> _WHAT THE TASK ASKS_: Please restate the following records word for word.

>> start

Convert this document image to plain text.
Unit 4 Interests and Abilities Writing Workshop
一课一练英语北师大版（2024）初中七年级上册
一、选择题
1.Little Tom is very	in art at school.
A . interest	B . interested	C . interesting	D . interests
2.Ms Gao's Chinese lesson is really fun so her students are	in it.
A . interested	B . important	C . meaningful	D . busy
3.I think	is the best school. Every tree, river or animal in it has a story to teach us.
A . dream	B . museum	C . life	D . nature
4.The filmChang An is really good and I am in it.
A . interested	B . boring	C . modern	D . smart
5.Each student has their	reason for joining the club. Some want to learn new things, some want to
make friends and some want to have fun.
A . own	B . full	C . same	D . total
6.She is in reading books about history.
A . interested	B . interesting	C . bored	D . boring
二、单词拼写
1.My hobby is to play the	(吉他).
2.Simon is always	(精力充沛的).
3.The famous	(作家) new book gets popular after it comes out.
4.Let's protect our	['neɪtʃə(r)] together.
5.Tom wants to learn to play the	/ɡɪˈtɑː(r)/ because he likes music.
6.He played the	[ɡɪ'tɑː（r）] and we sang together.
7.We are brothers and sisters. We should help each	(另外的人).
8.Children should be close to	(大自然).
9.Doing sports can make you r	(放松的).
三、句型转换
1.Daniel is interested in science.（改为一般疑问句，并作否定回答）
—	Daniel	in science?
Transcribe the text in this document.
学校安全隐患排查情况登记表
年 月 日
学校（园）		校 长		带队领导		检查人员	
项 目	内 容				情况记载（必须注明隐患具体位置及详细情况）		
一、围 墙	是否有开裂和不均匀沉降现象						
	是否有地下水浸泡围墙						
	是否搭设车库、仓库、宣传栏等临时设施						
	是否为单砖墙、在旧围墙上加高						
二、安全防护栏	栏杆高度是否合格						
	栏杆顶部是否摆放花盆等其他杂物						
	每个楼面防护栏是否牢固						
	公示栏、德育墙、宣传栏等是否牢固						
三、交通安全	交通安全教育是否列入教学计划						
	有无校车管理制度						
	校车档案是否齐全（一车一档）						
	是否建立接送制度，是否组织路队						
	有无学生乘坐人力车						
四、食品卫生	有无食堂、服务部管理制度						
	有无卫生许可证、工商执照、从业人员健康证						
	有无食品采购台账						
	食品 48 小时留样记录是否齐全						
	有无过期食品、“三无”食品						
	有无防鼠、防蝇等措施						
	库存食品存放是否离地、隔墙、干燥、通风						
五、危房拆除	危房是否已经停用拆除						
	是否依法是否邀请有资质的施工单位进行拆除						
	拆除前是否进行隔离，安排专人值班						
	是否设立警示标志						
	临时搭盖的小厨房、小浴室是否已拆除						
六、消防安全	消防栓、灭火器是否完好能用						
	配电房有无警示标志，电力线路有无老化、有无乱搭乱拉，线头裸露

>> end

> _RESULT OF THIS TASK_:
Convert this document image to plain text.
Unit 4 Interests and Abilities Writing Workshop
一课一练英语北师大版（2024）初中七年级上册
一、选择题
1.Little Tom is very	in art at school.
A . interest	B . interested	C . interesting	D . interests
2.Ms Gao's Chinese lesson is really fun so her students are	in it.
A . interested	B . important	C . meaningful	D . busy
3.I think	is the best school. Every tree, river or animal in it has a story to teach us.
A . dream	B . museum	C . life	D . nature
4.The filmChang An is really good and I am in it.
A . interested	B . boring	C . modern	D . smart
5.Each student has their	reason for joining the club. Some want to learn new things, some want to
make friends and some want to have fun.
A . own	B . full	C . same	D . total
6.She is in reading books about history.
A . interested	B . interesting	C . bored	D . boring
二、单词拼写
1.My hobby is to play the	(吉他).
2.Simon is always	(精力充沛的).
3.The famous	(作家) new book gets popular after it comes out.
4.Let's protect our	['neɪtʃə(r)] together.
5.Tom wants to learn to play the	/ɡɪˈtɑː(r)/ because he likes music.
6.He played the	[ɡɪ'tɑː（r）] and we sang together.
7.We are brothers and sisters. We should help each	(另外的人).
8.Children should be close to	(大自然).
9.Doing sports can make you r	(放松的).
三、句型转换
1.Daniel is interested in science.（改为一般疑问句，并作否定回答）
—	Daniel	in science?
Transcribe the text in this document.
学校安全隐患排查情况登记表
年 月 日
学校（园）		校 长		带队领导		检查人员	
项 目	内 容				情况记载（必须注明隐患具体位置及详细情况）		
一、围 墙	是否有开裂和不均匀沉降现象						
	是否有地下水浸泡围墙						
	是否搭设车库、仓库、宣传栏等临时设施						
	是否为单砖墙、在旧围墙上加高						
二、安全防护栏	栏杆高度是否合格						
	栏杆顶部是否摆放花盆等其他杂物						
	每个楼面防护栏是否牢固						
	公示栏、德育墙、宣传栏等是否牢固						
三、交通安全	交通安全教育是否列入教学计划						
	有无校车管理制度						
	校车档案是否齐全（一车一档）						
	是否建立接送制度，是否组织路队						
	有无学生乘坐人力车						
四、食品卫生	有无食堂、服务部管理制度						
	有无卫生许可证、工商执照、从业人员健康证						
	有无食品采购台账						
	食品 48 小时留样记录是否齐全						
	有无过期食品、“三无”食品						
	有无防鼠、防蝇等措施						
	库存食品存放是否离地、隔墙、干燥、通风						
五、危房拆除	危房是否已经停用拆除						
	是否依法是否邀请有资质的施工单位进行拆除						
	拆除前是否进行隔离，安排专人值班						
	是否设立警示标志						
	临时搭盖的小厨房、小浴室是否已拆除						
六、消防安全	消防栓、灭火器是否完好能用						
	配电房有无警示标志，电力线路有无老化、有无乱搭乱拉，线头裸露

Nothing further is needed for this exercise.